Data shown:
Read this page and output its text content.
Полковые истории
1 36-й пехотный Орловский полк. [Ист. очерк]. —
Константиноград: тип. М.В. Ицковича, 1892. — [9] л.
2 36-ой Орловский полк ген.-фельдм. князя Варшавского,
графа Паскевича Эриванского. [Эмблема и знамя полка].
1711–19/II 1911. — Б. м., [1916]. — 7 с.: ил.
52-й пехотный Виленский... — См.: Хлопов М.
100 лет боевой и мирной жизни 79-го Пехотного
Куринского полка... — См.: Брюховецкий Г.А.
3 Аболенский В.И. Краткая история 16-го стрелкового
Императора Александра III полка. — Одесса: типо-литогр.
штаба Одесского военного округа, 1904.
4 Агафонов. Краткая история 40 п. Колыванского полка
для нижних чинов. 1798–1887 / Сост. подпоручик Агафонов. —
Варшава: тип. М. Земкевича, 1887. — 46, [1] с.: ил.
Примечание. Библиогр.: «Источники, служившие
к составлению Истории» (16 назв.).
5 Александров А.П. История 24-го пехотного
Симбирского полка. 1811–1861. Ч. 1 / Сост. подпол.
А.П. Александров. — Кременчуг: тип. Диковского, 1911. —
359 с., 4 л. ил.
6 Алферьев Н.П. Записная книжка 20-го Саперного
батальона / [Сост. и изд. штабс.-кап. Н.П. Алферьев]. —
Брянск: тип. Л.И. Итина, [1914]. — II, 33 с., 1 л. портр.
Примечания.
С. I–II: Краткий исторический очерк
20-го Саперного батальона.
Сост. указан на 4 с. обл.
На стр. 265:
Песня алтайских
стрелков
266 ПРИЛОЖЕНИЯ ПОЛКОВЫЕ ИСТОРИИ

What is asked:
From the listing above, reproduce all the lines exactly.

Expected answer:
Read this page and output its text content.
Полковые истории
1 36-й пехотный Орловский полк. [Ист. очерк]. —
Константиноград: тип. М.В. Ицковича, 1892. — [9] л.
2 36-ой Орловский полк ген.-фельдм. князя Варшавского,
графа Паскевича Эриванского. [Эмблема и знамя полка].
1711–19/II 1911. — Б. м., [1916]. — 7 с.: ил.
52-й пехотный Виленский... — См.: Хлопов М.
100 лет боевой и мирной жизни 79-го Пехотного
Куринского полка... — См.: Брюховецкий Г.А.
3 Аболенский В.И. Краткая история 16-го стрелкового
Императора Александра III полка. — Одесса: типо-литогр.
штаба Одесского военного округа, 1904.
4 Агафонов. Краткая история 40 п. Колыванского полка
для нижних чинов. 1798–1887 / Сост. подпоручик Агафонов. —
Варшава: тип. М. Земкевича, 1887. — 46, [1] с.: ил.
Примечание. Библиогр.: «Источники, служившие
к составлению Истории» (16 назв.).
5 Александров А.П. История 24-го пехотного
Симбирского полка. 1811–1861. Ч. 1 / Сост. подпол.
А.П. Александров. — Кременчуг: тип. Диковского, 1911. —
359 с., 4 л. ил.
6 Алферьев Н.П. Записная книжка 20-го Саперного
батальона / [Сост. и изд. штабс.-кап. Н.П. Алферьев]. —
Брянск: тип. Л.И. Итина, [1914]. — II, 33 с., 1 л. портр.
Примечания.
С. I–II: Краткий исторический очерк
20-го Саперного батальона.
Сост. указан на 4 с. обл.
На стр. 265:
Песня алтайских
стрелков
266 ПРИЛОЖЕНИЯ ПОЛКОВЫЕ ИСТОРИИ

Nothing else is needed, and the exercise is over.